— start of Provided entries —
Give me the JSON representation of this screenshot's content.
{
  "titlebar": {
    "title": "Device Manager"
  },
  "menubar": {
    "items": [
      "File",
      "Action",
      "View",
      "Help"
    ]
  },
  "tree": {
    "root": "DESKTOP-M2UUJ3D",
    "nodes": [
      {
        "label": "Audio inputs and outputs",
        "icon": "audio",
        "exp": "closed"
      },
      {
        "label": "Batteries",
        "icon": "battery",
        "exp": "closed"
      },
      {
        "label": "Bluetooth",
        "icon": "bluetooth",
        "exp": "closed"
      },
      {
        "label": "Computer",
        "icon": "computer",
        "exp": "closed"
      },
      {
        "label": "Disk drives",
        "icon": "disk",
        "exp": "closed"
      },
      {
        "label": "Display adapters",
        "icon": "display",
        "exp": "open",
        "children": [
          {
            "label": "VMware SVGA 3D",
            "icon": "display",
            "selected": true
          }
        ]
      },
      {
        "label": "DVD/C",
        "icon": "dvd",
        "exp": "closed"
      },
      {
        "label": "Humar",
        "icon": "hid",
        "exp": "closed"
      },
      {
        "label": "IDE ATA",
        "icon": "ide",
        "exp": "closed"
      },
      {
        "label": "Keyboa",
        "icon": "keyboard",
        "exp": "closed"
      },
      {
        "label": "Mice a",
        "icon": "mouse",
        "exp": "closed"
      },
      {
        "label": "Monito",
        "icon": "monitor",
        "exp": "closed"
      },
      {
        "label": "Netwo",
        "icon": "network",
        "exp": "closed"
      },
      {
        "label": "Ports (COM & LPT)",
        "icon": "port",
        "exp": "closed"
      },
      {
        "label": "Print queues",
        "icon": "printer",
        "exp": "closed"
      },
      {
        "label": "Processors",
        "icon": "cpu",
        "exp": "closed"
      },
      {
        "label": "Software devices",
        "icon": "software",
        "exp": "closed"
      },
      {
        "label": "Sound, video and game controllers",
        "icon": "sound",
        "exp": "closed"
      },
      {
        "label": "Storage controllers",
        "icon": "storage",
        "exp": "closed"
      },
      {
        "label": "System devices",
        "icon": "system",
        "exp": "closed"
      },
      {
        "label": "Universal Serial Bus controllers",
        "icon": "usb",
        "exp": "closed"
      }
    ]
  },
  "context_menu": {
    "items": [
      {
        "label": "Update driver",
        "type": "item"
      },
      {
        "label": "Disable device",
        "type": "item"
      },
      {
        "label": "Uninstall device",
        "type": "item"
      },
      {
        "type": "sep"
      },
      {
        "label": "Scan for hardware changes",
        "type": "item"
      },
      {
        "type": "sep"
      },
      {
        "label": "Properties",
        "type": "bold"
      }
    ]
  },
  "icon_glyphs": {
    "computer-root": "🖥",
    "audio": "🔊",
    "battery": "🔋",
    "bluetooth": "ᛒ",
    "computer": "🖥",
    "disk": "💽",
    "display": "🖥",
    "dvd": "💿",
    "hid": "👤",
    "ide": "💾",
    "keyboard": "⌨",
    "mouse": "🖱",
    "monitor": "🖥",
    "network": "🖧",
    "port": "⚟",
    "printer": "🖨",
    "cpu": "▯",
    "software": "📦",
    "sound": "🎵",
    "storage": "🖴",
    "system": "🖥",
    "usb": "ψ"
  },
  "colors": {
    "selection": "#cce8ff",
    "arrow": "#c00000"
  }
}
— end of Provided entries —
» **Exercise directions**: Transcribe all of the entries without altering anything.

» **Task response**:
Give me the JSON representation of this screenshot's content.
{
  "titlebar": {
    "title": "Device Manager"
  },
  "menubar": {
    "items": [
      "File",
      "Action",
      "View",
      "Help"
    ]
  },
  "tree": {
    "root": "DESKTOP-M2UUJ3D",
    "nodes": [
      {
        "label": "Audio inputs and outputs",
        "icon": "audio",
        "exp": "closed"
      },
      {
        "label": "Batteries",
        "icon": "battery",
        "exp": "closed"
      },
      {
        "label": "Bluetooth",
        "icon": "bluetooth",
        "exp": "closed"
      },
      {
        "label": "Computer",
        "icon": "computer",
        "exp": "closed"
      },
      {
        "label": "Disk drives",
        "icon": "disk",
        "exp": "closed"
      },
      {
        "label": "Display adapters",
        "icon": "display",
        "exp": "open",
        "children": [
          {
            "label": "VMware SVGA 3D",
            "icon": "display",
            "selected": true
          }
        ]
      },
      {
        "label": "DVD/C",
        "icon": "dvd",
        "exp": "closed"
      },
      {
        "label": "Humar",
        "icon": "hid",
        "exp": "closed"
      },
      {
        "label": "IDE ATA",
        "icon": "ide",
        "exp": "closed"
      },
      {
        "label": "Keyboa",
        "icon": "keyboard",
        "exp": "closed"
      },
      {
        "label": "Mice a",
        "icon": "mouse",
        "exp": "closed"
      },
      {
        "label": "Monito",
        "icon": "monitor",
        "exp": "closed"
      },
      {
        "label": "Netwo",
        "icon": "network",
        "exp": "closed"
      },
      {
        "label": "Ports (COM & LPT)",
        "icon": "port",
        "exp": "closed"
      },
      {
        "label": "Print queues",
        "icon": "printer",
        "exp": "closed"
      },
      {
        "label": "Processors",
        "icon": "cpu",
        "exp": "closed"
      },
      {
        "label": "Software devices",
        "icon": "software",
        "exp": "closed"
      },
      {
        "label": "Sound, video and game controllers",
        "icon": "sound",
        "exp": "closed"
      },
      {
        "label": "Storage controllers",
        "icon": "storage",
        "exp": "closed"
      },
      {
        "label": "System devices",
        "icon": "system",
        "exp": "closed"
      },
      {
        "label": "Universal Serial Bus controllers",
        "icon": "usb",
        "exp": "closed"
      }
    ]
  },
  "context_menu": {
    "items": [
      {
        "label": "Update driver",
        "type": "item"
      },
      {
        "label": "Disable device",
        "type": "item"
      },
      {
        "label": "Uninstall device",
        "type": "item"
      },
      {
        "type": "sep"
      },
      {
        "label": "Scan for hardware changes",
        "type": "item"
      },
      {
        "type": "sep"
      },
      {
        "label": "Properties",
        "type": "bold"
      }
    ]
  },
  "icon_glyphs": {
    "computer-root": "🖥",
    "audio": "🔊",
    "battery": "🔋",
    "bluetooth": "ᛒ",
    "computer": "🖥",
    "disk": "💽",
    "display": "🖥",
    "dvd": "💿",
    "hid": "👤",
    "ide": "💾",
    "keyboard": "⌨",
    "mouse": "🖱",
    "monitor": "🖥",
    "network": "🖧",
    "port": "⚟",
    "printer": "🖨",
    "cpu": "▯",
    "software": "📦",
    "sound": "🎵",
    "storage": "🖴",
    "system": "🖥",
    "usb": "ψ"
  },
  "colors": {
    "selection": "#cce8ff",
    "arrow": "#c00000"
  }
}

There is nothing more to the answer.